EXERCISE DETAILS:
Scan the data. Collect each line that contains the word "description".
═══ RECORDS SHOWN
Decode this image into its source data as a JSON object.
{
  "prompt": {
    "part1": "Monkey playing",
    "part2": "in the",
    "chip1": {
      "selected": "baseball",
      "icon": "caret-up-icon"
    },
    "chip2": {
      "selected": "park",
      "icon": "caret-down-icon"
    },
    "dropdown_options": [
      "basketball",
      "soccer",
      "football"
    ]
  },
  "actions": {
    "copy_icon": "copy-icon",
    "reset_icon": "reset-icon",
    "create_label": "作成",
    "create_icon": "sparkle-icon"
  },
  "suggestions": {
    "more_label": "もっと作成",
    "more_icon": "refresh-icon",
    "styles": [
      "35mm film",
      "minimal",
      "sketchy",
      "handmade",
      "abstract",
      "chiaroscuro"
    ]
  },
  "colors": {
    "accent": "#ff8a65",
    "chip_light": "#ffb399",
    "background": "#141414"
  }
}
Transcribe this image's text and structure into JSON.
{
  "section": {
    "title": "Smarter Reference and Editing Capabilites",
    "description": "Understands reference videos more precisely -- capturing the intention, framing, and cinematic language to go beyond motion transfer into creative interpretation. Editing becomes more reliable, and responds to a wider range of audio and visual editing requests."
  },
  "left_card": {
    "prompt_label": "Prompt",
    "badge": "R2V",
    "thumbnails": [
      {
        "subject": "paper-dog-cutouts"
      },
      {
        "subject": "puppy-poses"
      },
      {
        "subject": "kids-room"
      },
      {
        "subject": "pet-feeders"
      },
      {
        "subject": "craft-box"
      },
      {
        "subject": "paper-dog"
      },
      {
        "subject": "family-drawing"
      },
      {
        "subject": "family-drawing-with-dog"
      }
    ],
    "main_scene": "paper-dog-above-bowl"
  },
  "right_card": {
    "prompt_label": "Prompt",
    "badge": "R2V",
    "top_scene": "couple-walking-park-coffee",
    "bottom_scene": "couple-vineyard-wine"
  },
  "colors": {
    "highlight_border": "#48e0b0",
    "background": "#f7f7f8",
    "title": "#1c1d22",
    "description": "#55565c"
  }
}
══════
TASK SOLUTION:
    "description": "Understands reference videos more precisely -- capturing the intention, framing, and cinematic language to go beyond motion transfer into creative interpretation. Editing becomes more reliable, and responds to a wider range of audio and visual editing requests."
    "description": "#55565c"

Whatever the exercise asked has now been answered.